◆ **The request**
Go through the records underneath and write each one out again exactly.

◆ **Given data**

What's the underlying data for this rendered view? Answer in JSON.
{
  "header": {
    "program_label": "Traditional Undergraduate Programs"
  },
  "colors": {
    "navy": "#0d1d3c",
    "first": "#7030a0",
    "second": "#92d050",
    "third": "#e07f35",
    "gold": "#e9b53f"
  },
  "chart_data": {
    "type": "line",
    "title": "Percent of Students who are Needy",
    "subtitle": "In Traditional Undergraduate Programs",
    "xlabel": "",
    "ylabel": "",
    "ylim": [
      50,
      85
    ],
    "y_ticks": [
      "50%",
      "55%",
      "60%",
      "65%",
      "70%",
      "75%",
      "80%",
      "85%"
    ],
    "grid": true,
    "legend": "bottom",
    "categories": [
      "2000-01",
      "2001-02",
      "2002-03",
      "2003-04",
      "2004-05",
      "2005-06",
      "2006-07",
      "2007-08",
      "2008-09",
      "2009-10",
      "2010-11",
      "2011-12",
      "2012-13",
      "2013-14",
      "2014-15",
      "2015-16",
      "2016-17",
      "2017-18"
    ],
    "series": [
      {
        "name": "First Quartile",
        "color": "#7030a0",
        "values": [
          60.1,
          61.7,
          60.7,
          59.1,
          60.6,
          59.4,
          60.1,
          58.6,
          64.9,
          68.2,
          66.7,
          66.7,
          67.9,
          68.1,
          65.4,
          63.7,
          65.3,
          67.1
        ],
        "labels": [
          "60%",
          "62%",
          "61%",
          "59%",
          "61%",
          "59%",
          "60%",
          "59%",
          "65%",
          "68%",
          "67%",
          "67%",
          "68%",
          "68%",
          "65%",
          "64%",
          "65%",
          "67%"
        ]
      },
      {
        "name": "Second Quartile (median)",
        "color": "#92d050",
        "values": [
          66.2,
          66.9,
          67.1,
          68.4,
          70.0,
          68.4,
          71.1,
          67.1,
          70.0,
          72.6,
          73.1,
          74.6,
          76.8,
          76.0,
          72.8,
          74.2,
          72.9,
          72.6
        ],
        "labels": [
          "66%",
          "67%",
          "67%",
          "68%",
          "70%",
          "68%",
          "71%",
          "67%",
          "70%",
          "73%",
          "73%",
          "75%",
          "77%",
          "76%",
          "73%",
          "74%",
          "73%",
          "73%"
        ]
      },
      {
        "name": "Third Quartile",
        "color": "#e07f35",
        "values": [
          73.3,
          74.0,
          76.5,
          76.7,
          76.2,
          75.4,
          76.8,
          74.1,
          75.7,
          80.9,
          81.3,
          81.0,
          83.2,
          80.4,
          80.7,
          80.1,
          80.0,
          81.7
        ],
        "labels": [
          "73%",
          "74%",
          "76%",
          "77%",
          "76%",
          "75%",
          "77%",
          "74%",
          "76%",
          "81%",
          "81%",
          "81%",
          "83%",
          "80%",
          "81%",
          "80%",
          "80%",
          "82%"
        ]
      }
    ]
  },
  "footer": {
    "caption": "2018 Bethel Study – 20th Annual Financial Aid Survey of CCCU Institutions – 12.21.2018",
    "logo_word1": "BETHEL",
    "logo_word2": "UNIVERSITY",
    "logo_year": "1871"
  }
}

◆ **Solved problem**
What's the underlying data for this rendered view? Answer in JSON.
{
  "header": {
    "program_label": "Traditional Undergraduate Programs"
  },
  "colors": {
    "navy": "#0d1d3c",
    "first": "#7030a0",
    "second": "#92d050",
    "third": "#e07f35",
    "gold": "#e9b53f"
  },
  "chart_data": {
    "type": "line",
    "title": "Percent of Students who are Needy",
    "subtitle": "In Traditional Undergraduate Programs",
    "xlabel": "",
    "ylabel": "",
    "ylim": [
      50,
      85
    ],
    "y_ticks": [
      "50%",
      "55%",
      "60%",
      "65%",
      "70%",
      "75%",
      "80%",
      "85%"
    ],
    "grid": true,
    "legend": "bottom",
    "categories": [
      "2000-01",
      "2001-02",
      "2002-03",
      "2003-04",
      "2004-05",
      "2005-06",
      "2006-07",
      "2007-08",
      "2008-09",
      "2009-10",
      "2010-11",
      "2011-12",
      "2012-13",
      "2013-14",
      "2014-15",
      "2015-16",
      "2016-17",
      "2017-18"
    ],
    "series": [
      {
        "name": "First Quartile",
        "color": "#7030a0",
        "values": [
          60.1,
          61.7,
          60.7,
          59.1,
          60.6,
          59.4,
          60.1,
          58.6,
          64.9,
          68.2,
          66.7,
          66.7,
          67.9,
          68.1,
          65.4,
          63.7,
          65.3,
          67.1
        ],
        "labels": [
          "60%",
          "62%",
          "61%",
          "59%",
          "61%",
          "59%",
          "60%",
          "59%",
          "65%",
          "68%",
          "67%",
          "67%",
          "68%",
          "68%",
          "65%",
          "64%",
          "65%",
          "67%"
        ]
      },
      {
        "name": "Second Quartile (median)",
        "color": "#92d050",
        "values": [
          66.2,
          66.9,
          67.1,
          68.4,
          70.0,
          68.4,
          71.1,
          67.1,
          70.0,
          72.6,
          73.1,
          74.6,
          76.8,
          76.0,
          72.8,
          74.2,
          72.9,
          72.6
        ],
        "labels": [
          "66%",
          "67%",
          "67%",
          "68%",
          "70%",
          "68%",
          "71%",
          "67%",
          "70%",
          "73%",
          "73%",
          "75%",
          "77%",
          "76%",
          "73%",
          "74%",
          "73%",
          "73%"
        ]
      },
      {
        "name": "Third Quartile",
        "color": "#e07f35",
        "values": [
          73.3,
          74.0,
          76.5,
          76.7,
          76.2,
          75.4,
          76.8,
          74.1,
          75.7,
          80.9,
          81.3,
          81.0,
          83.2,
          80.4,
          80.7,
          80.1,
          80.0,
          81.7
        ],
        "labels": [
          "73%",
          "74%",
          "76%",
          "77%",
          "76%",
          "75%",
          "77%",
          "74%",
          "76%",
          "81%",
          "81%",
          "81%",
          "83%",
          "80%",
          "81%",
          "80%",
          "80%",
          "82%"
        ]
      }
    ]
  },
  "footer": {
    "caption": "2018 Bethel Study – 20th Annual Financial Aid Survey of CCCU Institutions – 12.21.2018",
    "logo_word1": "BETHEL",
    "logo_word2": "UNIVERSITY",
    "logo_year": "1871"
  }
}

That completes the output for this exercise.